[Dataset records on visual material]

####

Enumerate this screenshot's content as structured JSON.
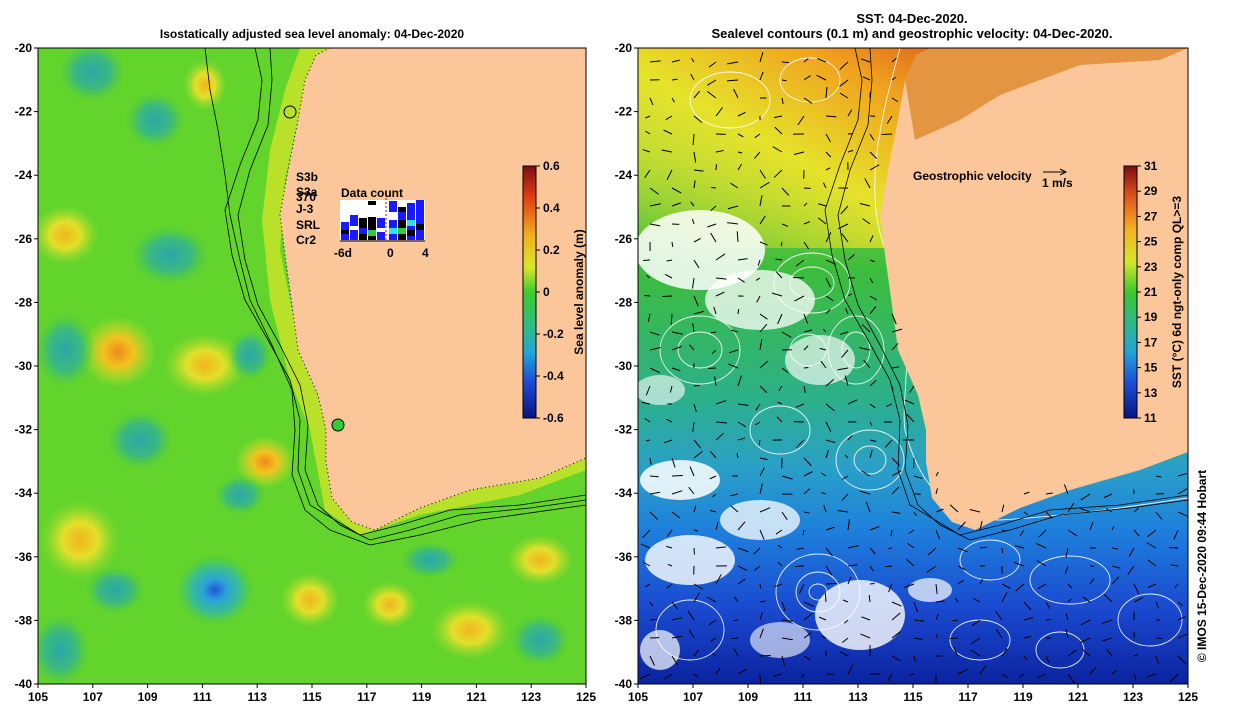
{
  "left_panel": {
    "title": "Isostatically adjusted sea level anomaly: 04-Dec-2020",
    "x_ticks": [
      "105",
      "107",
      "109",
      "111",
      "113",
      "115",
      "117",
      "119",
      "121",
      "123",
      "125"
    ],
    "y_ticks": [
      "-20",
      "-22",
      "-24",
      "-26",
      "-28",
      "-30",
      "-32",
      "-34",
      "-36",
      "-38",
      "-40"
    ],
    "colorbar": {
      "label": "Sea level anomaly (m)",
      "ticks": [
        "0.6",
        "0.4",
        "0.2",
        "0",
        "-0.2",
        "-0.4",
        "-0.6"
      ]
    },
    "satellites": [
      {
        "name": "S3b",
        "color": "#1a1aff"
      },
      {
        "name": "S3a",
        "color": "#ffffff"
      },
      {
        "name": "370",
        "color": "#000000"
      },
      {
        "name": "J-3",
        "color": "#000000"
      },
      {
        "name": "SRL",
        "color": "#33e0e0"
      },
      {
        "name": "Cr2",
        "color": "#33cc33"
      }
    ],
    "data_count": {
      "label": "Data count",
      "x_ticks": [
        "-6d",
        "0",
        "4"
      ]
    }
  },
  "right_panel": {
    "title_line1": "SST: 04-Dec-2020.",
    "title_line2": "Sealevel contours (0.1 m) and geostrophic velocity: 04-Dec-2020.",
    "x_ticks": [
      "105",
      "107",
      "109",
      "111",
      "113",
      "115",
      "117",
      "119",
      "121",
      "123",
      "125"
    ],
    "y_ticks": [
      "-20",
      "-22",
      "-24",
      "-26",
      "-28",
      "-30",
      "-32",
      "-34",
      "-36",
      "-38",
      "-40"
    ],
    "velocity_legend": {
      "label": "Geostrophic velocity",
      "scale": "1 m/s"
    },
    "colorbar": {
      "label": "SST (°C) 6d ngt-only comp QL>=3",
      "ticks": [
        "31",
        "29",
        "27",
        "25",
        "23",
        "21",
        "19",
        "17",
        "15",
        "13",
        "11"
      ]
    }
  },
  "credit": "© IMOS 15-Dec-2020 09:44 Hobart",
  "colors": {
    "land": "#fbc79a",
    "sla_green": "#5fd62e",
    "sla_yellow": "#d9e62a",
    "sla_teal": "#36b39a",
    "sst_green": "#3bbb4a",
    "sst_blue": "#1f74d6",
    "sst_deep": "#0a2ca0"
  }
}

####

Short task: Pictures don't belong in the copy. Restate all the entries exactly.

The answer:
Enumerate this screenshot's content as structured JSON.
{
  "left_panel": {
    "title": "Isostatically adjusted sea level anomaly: 04-Dec-2020",
    "x_ticks": [
      "105",
      "107",
      "109",
      "111",
      "113",
      "115",
      "117",
      "119",
      "121",
      "123",
      "125"
    ],
    "y_ticks": [
      "-20",
      "-22",
      "-24",
      "-26",
      "-28",
      "-30",
      "-32",
      "-34",
      "-36",
      "-38",
      "-40"
    ],
    "colorbar": {
      "label": "Sea level anomaly (m)",
      "ticks": [
        "0.6",
        "0.4",
        "0.2",
        "0",
        "-0.2",
        "-0.4",
        "-0.6"
      ]
    },
    "satellites": [
      {
        "name": "S3b",
        "color": "#1a1aff"
      },
      {
        "name": "S3a",
        "color": "#ffffff"
      },
      {
        "name": "370",
        "color": "#000000"
      },
      {
        "name": "J-3",
        "color": "#000000"
      },
      {
        "name": "SRL",
        "color": "#33e0e0"
      },
      {
        "name": "Cr2",
        "color": "#33cc33"
      }
    ],
    "data_count": {
      "label": "Data count",
      "x_ticks": [
        "-6d",
        "0",
        "4"
      ]
    }
  },
  "right_panel": {
    "title_line1": "SST: 04-Dec-2020.",
    "title_line2": "Sealevel contours (0.1 m) and geostrophic velocity: 04-Dec-2020.",
    "x_ticks": [
      "105",
      "107",
      "109",
      "111",
      "113",
      "115",
      "117",
      "119",
      "121",
      "123",
      "125"
    ],
    "y_ticks": [
      "-20",
      "-22",
      "-24",
      "-26",
      "-28",
      "-30",
      "-32",
      "-34",
      "-36",
      "-38",
      "-40"
    ],
    "velocity_legend": {
      "label": "Geostrophic velocity",
      "scale": "1 m/s"
    },
    "colorbar": {
      "label": "SST (°C) 6d ngt-only comp QL>=3",
      "ticks": [
        "31",
        "29",
        "27",
        "25",
        "23",
        "21",
        "19",
        "17",
        "15",
        "13",
        "11"
      ]
    }
  },
  "credit": "© IMOS 15-Dec-2020 09:44 Hobart",
  "colors": {
    "land": "#fbc79a",
    "sla_green": "#5fd62e",
    "sla_yellow": "#d9e62a",
    "sla_teal": "#36b39a",
    "sst_green": "#3bbb4a",
    "sst_blue": "#1f74d6",
    "sst_deep": "#0a2ca0"
  }
}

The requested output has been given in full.